**What is expected**
Pull out every line of the listing below where "farligt" appears.

**Rows**

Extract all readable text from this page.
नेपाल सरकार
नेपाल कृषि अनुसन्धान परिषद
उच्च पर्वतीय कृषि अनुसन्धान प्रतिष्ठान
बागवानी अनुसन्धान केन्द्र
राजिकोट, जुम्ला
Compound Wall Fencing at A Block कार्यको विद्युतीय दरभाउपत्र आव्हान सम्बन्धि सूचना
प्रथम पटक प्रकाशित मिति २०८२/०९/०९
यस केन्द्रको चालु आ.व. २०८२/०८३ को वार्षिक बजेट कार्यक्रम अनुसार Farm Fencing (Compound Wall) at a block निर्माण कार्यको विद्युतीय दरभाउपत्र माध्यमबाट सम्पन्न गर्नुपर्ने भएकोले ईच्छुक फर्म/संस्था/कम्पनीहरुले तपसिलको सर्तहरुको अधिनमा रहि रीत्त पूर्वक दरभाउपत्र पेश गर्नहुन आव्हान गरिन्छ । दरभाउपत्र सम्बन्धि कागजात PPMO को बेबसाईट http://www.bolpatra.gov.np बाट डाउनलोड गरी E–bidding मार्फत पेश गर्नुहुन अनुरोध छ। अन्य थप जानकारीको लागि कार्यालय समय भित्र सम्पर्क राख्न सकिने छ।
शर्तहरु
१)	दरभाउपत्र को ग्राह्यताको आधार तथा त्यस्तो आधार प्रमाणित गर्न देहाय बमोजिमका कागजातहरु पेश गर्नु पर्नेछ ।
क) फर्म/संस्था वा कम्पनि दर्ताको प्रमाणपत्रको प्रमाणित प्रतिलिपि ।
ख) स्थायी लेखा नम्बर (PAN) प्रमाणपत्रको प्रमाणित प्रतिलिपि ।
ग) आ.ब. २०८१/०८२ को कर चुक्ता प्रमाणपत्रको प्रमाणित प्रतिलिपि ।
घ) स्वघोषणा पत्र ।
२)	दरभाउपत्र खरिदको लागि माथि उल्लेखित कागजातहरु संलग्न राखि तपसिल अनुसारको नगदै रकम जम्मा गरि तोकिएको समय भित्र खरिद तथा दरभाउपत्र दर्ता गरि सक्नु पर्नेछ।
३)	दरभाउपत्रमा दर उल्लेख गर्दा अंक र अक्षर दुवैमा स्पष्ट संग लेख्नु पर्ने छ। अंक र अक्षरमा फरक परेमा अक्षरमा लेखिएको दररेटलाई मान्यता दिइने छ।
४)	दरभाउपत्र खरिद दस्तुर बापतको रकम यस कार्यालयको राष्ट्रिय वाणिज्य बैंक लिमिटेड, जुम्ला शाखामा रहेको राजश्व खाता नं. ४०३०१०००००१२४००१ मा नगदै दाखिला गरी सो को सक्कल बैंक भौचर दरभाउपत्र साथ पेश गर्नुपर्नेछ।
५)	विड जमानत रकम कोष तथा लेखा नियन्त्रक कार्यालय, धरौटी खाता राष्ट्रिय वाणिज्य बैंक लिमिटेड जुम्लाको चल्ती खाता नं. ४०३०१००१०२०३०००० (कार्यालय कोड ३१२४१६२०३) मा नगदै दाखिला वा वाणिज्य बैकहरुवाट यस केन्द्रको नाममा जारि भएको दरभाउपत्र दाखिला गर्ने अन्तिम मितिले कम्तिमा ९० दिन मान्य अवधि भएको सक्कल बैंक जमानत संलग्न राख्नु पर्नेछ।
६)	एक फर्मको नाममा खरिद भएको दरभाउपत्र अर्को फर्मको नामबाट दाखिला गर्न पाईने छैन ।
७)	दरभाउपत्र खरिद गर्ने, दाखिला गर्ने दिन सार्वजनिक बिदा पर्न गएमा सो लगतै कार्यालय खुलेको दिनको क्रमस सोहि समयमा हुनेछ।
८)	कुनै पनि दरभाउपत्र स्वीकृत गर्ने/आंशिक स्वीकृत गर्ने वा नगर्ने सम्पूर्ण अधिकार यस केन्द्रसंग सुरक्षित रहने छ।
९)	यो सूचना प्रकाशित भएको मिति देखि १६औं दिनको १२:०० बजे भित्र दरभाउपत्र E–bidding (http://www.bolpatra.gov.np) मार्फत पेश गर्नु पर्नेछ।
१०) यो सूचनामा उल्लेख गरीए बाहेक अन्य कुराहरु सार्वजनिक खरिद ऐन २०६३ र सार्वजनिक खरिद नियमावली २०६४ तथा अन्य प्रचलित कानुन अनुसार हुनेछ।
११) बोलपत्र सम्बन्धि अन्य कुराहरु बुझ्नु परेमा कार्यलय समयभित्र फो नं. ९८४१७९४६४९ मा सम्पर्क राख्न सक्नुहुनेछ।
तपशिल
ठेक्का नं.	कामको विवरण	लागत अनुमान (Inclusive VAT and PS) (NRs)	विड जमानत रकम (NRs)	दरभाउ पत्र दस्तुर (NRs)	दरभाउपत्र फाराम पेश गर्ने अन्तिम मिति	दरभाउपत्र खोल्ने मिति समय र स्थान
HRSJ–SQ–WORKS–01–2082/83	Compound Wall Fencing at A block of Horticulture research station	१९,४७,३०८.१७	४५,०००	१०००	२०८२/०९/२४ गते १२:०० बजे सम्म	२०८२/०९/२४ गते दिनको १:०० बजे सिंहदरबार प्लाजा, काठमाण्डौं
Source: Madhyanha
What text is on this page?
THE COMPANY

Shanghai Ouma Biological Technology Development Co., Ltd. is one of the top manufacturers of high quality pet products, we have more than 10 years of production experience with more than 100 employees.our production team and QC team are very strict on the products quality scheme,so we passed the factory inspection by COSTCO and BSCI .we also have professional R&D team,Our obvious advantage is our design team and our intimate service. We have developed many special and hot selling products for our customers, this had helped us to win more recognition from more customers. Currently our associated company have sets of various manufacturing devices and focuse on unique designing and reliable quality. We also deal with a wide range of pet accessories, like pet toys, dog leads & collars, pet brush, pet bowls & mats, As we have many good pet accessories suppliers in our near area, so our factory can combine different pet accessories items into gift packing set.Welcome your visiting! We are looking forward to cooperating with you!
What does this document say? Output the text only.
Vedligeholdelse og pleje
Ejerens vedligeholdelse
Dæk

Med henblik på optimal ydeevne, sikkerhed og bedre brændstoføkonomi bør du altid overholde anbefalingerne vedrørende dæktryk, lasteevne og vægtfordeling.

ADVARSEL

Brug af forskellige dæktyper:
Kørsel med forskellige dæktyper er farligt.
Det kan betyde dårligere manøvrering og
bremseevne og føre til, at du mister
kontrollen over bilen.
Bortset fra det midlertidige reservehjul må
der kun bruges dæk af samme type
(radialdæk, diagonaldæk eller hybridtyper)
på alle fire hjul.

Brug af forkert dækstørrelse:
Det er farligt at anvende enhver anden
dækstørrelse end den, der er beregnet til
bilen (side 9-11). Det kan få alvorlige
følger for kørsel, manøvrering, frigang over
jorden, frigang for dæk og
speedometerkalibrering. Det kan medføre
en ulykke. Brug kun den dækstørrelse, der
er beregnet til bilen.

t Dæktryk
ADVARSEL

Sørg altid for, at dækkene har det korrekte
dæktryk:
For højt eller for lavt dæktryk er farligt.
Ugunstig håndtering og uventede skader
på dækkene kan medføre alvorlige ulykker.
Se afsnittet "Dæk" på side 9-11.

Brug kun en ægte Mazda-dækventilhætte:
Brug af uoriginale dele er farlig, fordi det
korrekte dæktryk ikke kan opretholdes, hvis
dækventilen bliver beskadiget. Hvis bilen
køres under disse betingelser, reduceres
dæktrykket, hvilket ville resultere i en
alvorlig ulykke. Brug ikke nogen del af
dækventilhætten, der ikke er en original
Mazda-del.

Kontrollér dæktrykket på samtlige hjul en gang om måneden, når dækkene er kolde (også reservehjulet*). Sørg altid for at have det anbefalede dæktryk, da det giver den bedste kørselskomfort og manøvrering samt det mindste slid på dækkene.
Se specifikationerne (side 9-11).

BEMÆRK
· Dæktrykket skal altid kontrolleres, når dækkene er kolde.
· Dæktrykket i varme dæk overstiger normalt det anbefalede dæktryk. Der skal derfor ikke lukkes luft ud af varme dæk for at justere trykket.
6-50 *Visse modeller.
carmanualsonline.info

**Output for this task**
Kørsel med forskellige dæktyper er farligt.
Det er farligt at anvende enhver anden
For højt eller for lavt dæktryk er farligt.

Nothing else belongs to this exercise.